■ STATED GOAL ■
Report every line in the listing that contains the string "Figure".

■ MATERIAL ■
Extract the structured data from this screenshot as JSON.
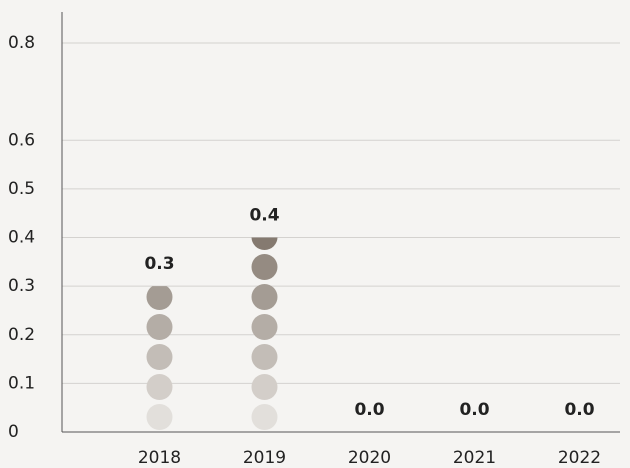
{
  "chart_data": {
    "type": "pictogram",
    "categories": [
      "2018",
      "2019",
      "2020",
      "2021",
      "2022"
    ],
    "values": [
      0.3,
      0.4,
      0.0,
      0.0,
      0.0
    ],
    "value_labels": [
      "0.3",
      "0.4",
      "0.0",
      "0.0",
      "0.0"
    ],
    "color_light": "#e2dfdb",
    "color_dark": "#857a70",
    "ylim": [
      0,
      0.8
    ],
    "yticks": [
      0,
      0.1,
      0.2,
      0.3,
      0.4,
      0.5,
      0.6,
      0.8
    ],
    "grid": true
  }
}
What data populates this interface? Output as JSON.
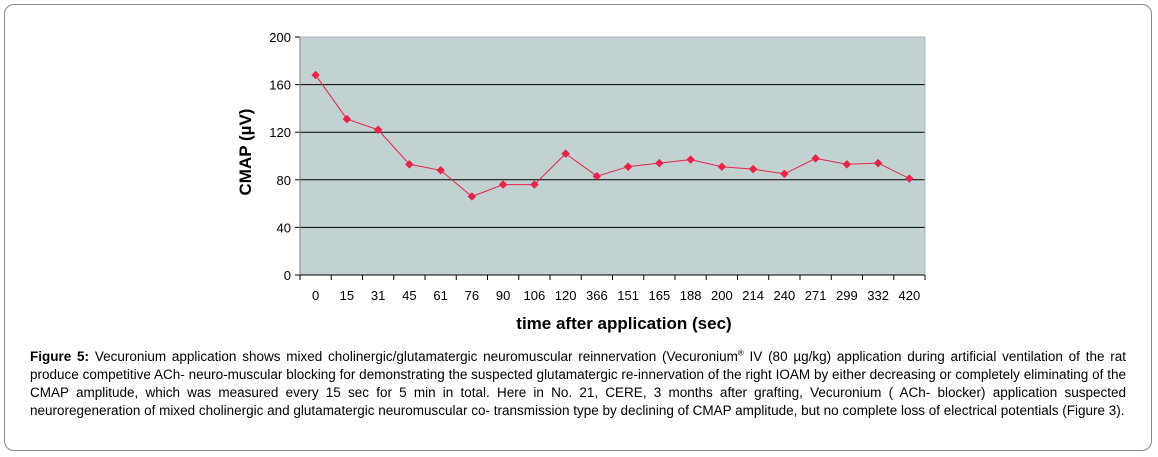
{
  "chart_data": {
    "type": "line",
    "categories": [
      "0",
      "15",
      "31",
      "45",
      "61",
      "76",
      "90",
      "106",
      "120",
      "366",
      "151",
      "165",
      "188",
      "200",
      "214",
      "240",
      "271",
      "299",
      "332",
      "420"
    ],
    "series": [
      {
        "values": [
          168,
          131,
          122,
          93,
          88,
          66,
          76,
          76,
          102,
          83,
          91,
          94,
          97,
          91,
          89,
          85,
          98,
          93,
          94,
          81
        ],
        "color": "#e8234a"
      }
    ],
    "xlabel": "time after application (sec)",
    "ylabel": "CMAP (µV)",
    "ylim": [
      0,
      200
    ],
    "yticks": [
      0,
      40,
      80,
      120,
      160,
      200
    ],
    "grid": "horizontal",
    "plot_background": "#c2d1d1",
    "line_color": "#e8234a"
  },
  "caption": {
    "label": "Figure 5:",
    "text_before_sup": " Vecuronium application shows mixed cholinergic/glutamatergic neuromuscular reinnervation (Vecuronium",
    "sup": "®",
    "text_after_sup": " IV (80 µg/kg) application during artificial ventilation of the rat produce competitive ACh- neuro-muscular blocking for demonstrating the suspected glutamatergic re-innervation of the right IOAM by either decreasing or completely eliminating of the CMAP amplitude, which was measured every 15 sec for 5 min in total. Here in No. 21, CERE, 3 months after grafting, Vecuronium ( ACh- blocker) application suspected neuroregeneration of mixed cholinergic and glutamatergic neuromuscular co- transmission type by declining of CMAP amplitude, but no complete loss of electrical potentials (Figure 3)."
  }
}
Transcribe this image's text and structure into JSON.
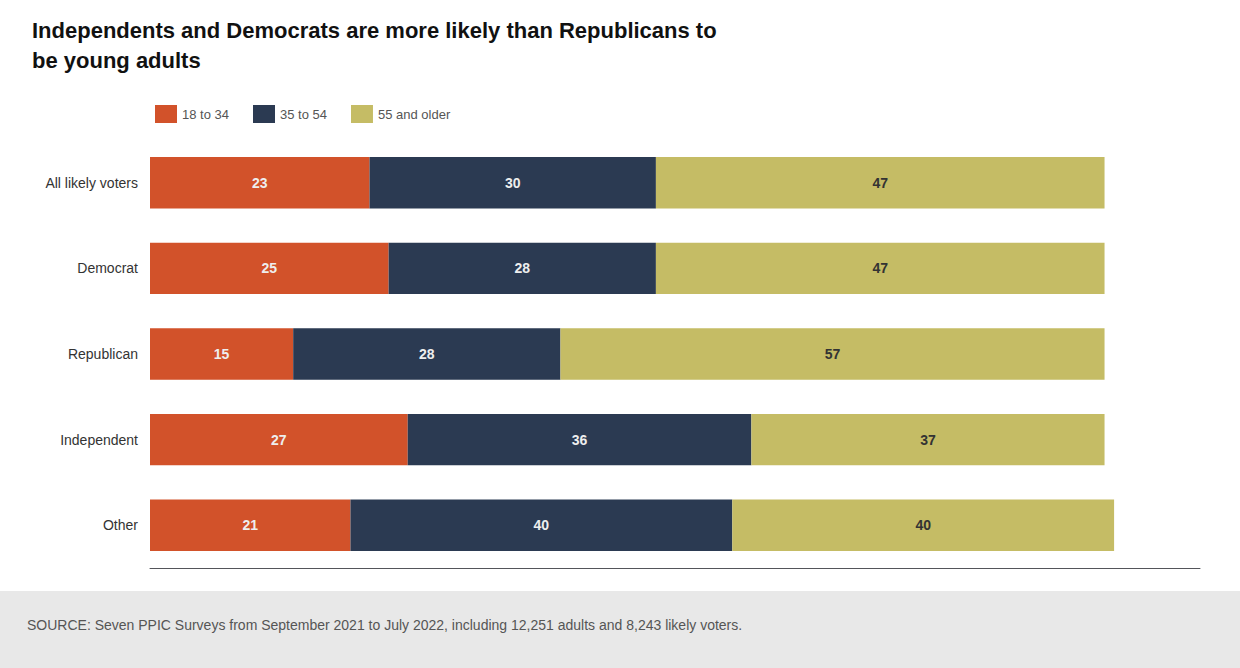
{
  "chart_data": {
    "type": "bar",
    "orientation": "horizontal",
    "stacked": true,
    "title": "Independents and Democrats are more likely than Republicans to\nbe young adults",
    "categories": [
      "All likely voters",
      "Democrat",
      "Republican",
      "Independent",
      "Other"
    ],
    "series": [
      {
        "name": "18 to 34",
        "color": "#D2522A",
        "values": [
          23,
          25,
          15,
          27,
          21
        ]
      },
      {
        "name": "35 to 54",
        "color": "#2B3A52",
        "values": [
          30,
          28,
          28,
          36,
          40
        ]
      },
      {
        "name": "55 and older",
        "color": "#C5BC65",
        "values": [
          47,
          47,
          57,
          37,
          40
        ]
      }
    ],
    "xlim": [
      0,
      110
    ],
    "data_labels": true,
    "tick_labels": "y",
    "grid": false,
    "legend": "top-left",
    "annotations": [
      "SOURCE: Seven PPIC Surveys from September 2021 to July 2022, including 12,251 adults and 8,243 likely voters."
    ]
  }
}
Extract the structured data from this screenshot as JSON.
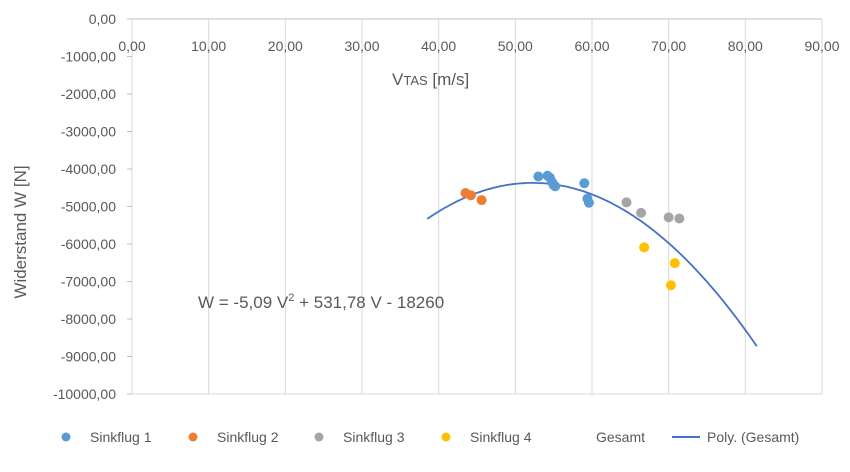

■ WRITTEN RESPONSE ■
    "label": "Figure 5:",
    "text_after_sup": " IV (80 µg/kg) application during artificial ventilation of the rat produce competitive ACh- neuro-muscular blocking for demonstrating the suspected glutamatergic re-innervation of the right IOAM by either decreasing or completely eliminating of the CMAP amplitude, which was measured every 15 sec for 5 min in total. Here in No. 21, CERE, 3 months after grafting, Vecuronium ( ACh- blocker) application suspected neuroregeneration of mixed cholinergic and glutamatergic neuromuscular co- transmission type by declining of CMAP amplitude, but no complete loss of electrical potentials (Figure 3)."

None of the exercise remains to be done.